Data listing

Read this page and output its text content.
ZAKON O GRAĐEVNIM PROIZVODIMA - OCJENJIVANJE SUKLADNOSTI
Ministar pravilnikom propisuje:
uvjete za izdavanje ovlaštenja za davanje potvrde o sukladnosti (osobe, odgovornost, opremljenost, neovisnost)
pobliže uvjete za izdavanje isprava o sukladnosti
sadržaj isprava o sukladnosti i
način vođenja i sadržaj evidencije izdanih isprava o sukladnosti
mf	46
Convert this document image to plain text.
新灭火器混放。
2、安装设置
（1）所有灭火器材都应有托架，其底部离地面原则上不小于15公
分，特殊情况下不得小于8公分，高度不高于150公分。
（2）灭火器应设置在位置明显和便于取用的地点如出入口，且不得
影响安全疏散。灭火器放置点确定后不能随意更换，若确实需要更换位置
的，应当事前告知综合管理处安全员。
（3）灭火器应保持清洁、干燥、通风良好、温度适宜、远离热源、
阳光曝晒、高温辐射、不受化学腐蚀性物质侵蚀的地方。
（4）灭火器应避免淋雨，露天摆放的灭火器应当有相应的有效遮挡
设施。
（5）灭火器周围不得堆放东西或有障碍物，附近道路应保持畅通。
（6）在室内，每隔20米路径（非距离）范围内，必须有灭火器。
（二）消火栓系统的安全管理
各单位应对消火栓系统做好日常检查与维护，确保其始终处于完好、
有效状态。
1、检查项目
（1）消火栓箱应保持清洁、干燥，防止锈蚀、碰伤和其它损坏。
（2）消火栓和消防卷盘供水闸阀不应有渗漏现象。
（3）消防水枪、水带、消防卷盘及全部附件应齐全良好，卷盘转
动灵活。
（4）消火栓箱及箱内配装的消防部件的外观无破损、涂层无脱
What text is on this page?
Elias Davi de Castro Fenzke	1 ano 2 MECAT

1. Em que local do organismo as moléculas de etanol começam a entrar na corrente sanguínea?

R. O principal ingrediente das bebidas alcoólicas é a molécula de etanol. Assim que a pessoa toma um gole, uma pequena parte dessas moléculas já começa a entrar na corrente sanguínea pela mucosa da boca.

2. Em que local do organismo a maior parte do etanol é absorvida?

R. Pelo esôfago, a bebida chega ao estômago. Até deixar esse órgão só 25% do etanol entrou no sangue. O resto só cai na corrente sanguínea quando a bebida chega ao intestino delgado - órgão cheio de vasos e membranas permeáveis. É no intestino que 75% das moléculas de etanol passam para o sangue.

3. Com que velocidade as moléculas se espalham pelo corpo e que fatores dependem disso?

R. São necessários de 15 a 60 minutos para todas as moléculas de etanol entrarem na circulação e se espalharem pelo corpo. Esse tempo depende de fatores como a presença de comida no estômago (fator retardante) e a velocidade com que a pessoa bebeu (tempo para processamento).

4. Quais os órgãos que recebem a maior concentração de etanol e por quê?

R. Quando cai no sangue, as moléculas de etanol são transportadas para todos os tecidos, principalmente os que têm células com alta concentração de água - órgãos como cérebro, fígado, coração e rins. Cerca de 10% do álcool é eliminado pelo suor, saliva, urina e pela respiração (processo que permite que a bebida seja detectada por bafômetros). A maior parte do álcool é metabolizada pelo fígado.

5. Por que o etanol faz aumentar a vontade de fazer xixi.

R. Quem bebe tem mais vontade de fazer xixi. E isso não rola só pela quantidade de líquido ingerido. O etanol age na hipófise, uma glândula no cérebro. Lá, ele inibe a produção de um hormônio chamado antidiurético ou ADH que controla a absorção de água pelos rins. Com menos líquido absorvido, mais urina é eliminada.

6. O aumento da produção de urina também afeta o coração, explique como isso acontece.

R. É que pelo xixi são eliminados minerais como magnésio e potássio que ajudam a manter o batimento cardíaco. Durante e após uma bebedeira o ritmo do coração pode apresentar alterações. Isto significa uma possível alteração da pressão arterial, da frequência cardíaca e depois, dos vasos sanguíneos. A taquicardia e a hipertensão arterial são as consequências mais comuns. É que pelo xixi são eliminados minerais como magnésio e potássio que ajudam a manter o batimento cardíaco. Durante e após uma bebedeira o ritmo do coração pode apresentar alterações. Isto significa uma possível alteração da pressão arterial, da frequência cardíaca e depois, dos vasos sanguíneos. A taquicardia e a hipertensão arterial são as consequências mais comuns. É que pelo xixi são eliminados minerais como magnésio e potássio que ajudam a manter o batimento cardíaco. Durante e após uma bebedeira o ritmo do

## WRITTEN INSTRUCTION
Each line that has the word "cérebro" counts once. How many such lines are in the data? Give the number alone.

## TASK RESULT
2